WRITTEN PROBLEM → What follows is a listing. Return every line of it exactly.
#### EXERCISE INPUTS
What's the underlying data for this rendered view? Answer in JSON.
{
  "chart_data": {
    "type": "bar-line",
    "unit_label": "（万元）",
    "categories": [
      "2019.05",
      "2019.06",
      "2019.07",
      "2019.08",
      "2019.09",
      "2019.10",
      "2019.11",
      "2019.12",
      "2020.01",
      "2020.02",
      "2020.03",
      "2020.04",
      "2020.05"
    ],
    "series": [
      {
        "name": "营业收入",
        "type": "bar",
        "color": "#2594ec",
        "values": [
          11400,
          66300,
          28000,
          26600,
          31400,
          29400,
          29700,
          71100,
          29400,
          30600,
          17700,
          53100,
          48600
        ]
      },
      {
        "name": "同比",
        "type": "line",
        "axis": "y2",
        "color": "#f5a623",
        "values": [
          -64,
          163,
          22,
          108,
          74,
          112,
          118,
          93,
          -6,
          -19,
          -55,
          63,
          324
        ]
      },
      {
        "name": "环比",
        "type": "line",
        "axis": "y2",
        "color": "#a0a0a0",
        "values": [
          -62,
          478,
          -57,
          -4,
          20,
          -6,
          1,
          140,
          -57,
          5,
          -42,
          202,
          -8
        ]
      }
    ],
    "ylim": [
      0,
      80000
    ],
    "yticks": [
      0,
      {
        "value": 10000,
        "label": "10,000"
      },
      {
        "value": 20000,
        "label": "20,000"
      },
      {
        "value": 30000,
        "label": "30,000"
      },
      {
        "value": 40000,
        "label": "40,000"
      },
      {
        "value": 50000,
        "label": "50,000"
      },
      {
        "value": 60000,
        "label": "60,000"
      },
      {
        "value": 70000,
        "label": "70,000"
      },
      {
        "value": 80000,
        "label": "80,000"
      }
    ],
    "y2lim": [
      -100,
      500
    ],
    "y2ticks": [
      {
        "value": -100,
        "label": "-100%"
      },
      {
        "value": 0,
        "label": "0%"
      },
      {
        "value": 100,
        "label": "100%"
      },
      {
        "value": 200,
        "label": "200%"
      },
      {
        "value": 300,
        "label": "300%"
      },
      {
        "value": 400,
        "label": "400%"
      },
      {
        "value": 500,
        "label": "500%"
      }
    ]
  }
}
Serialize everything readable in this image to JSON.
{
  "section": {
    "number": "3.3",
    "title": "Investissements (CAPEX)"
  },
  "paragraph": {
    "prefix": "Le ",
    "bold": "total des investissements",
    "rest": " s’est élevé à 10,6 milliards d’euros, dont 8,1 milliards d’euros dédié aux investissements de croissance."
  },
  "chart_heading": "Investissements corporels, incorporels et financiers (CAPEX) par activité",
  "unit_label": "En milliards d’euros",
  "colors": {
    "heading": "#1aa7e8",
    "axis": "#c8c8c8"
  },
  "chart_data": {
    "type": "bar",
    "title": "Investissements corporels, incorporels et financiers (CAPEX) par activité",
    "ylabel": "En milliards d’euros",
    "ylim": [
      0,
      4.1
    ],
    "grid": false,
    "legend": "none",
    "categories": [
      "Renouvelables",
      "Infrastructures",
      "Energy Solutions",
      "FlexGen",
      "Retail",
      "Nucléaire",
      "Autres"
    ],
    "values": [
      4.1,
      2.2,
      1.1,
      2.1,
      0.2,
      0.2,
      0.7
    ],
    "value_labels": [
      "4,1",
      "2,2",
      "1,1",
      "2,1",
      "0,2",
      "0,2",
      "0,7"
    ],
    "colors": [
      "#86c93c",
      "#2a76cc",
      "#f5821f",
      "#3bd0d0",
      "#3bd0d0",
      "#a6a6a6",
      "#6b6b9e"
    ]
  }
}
########
SOLUTION TO THE PROBLEM →
What's the underlying data for this rendered view? Answer in JSON.
{
  "chart_data": {
    "type": "bar-line",
    "unit_label": "（万元）",
    "categories": [
      "2019.05",
      "2019.06",
      "2019.07",
      "2019.08",
      "2019.09",
      "2019.10",
      "2019.11",
      "2019.12",
      "2020.01",
      "2020.02",
      "2020.03",
      "2020.04",
      "2020.05"
    ],
    "series": [
      {
        "name": "营业收入",
        "type": "bar",
        "color": "#2594ec",
        "values": [
          11400,
          66300,
          28000,
          26600,
          31400,
          29400,
          29700,
          71100,
          29400,
          30600,
          17700,
          53100,
          48600
        ]
      },
      {
        "name": "同比",
        "type": "line",
        "axis": "y2",
        "color": "#f5a623",
        "values": [
          -64,
          163,
          22,
          108,
          74,
          112,
          118,
          93,
          -6,
          -19,
          -55,
          63,
          324
        ]
      },
      {
        "name": "环比",
        "type": "line",
        "axis": "y2",
        "color": "#a0a0a0",
        "values": [
          -62,
          478,
          -57,
          -4,
          20,
          -6,
          1,
          140,
          -57,
          5,
          -42,
          202,
          -8
        ]
      }
    ],
    "ylim": [
      0,
      80000
    ],
    "yticks": [
      0,
      {
        "value": 10000,
        "label": "10,000"
      },
      {
        "value": 20000,
        "label": "20,000"
      },
      {
        "value": 30000,
        "label": "30,000"
      },
      {
        "value": 40000,
        "label": "40,000"
      },
      {
        "value": 50000,
        "label": "50,000"
      },
      {
        "value": 60000,
        "label": "60,000"
      },
      {
        "value": 70000,
        "label": "70,000"
      },
      {
        "value": 80000,
        "label": "80,000"
      }
    ],
    "y2lim": [
      -100,
      500
    ],
    "y2ticks": [
      {
        "value": -100,
        "label": "-100%"
      },
      {
        "value": 0,
        "label": "0%"
      },
      {
        "value": 100,
        "label": "100%"
      },
      {
        "value": 200,
        "label": "200%"
      },
      {
        "value": 300,
        "label": "300%"
      },
      {
        "value": 400,
        "label": "400%"
      },
      {
        "value": 500,
        "label": "500%"
      }
    ]
  }
}
Serialize everything readable in this image to JSON.
{
  "section": {
    "number": "3.3",
    "title": "Investissements (CAPEX)"
  },
  "paragraph": {
    "prefix": "Le ",
    "bold": "total des investissements",
    "rest": " s’est élevé à 10,6 milliards d’euros, dont 8,1 milliards d’euros dédié aux investissements de croissance."
  },
  "chart_heading": "Investissements corporels, incorporels et financiers (CAPEX) par activité",
  "unit_label": "En milliards d’euros",
  "colors": {
    "heading": "#1aa7e8",
    "axis": "#c8c8c8"
  },
  "chart_data": {
    "type": "bar",
    "title": "Investissements corporels, incorporels et financiers (CAPEX) par activité",
    "ylabel": "En milliards d’euros",
    "ylim": [
      0,
      4.1
    ],
    "grid": false,
    "legend": "none",
    "categories": [
      "Renouvelables",
      "Infrastructures",
      "Energy Solutions",
      "FlexGen",
      "Retail",
      "Nucléaire",
      "Autres"
    ],
    "values": [
      4.1,
      2.2,
      1.1,
      2.1,
      0.2,
      0.2,
      0.7
    ],
    "value_labels": [
      "4,1",
      "2,2",
      "1,1",
      "2,1",
      "0,2",
      "0,2",
      "0,7"
    ],
    "colors": [
      "#86c93c",
      "#2a76cc",
      "#f5821f",
      "#3bd0d0",
      "#3bd0d0",
      "#a6a6a6",
      "#6b6b9e"
    ]
  }
}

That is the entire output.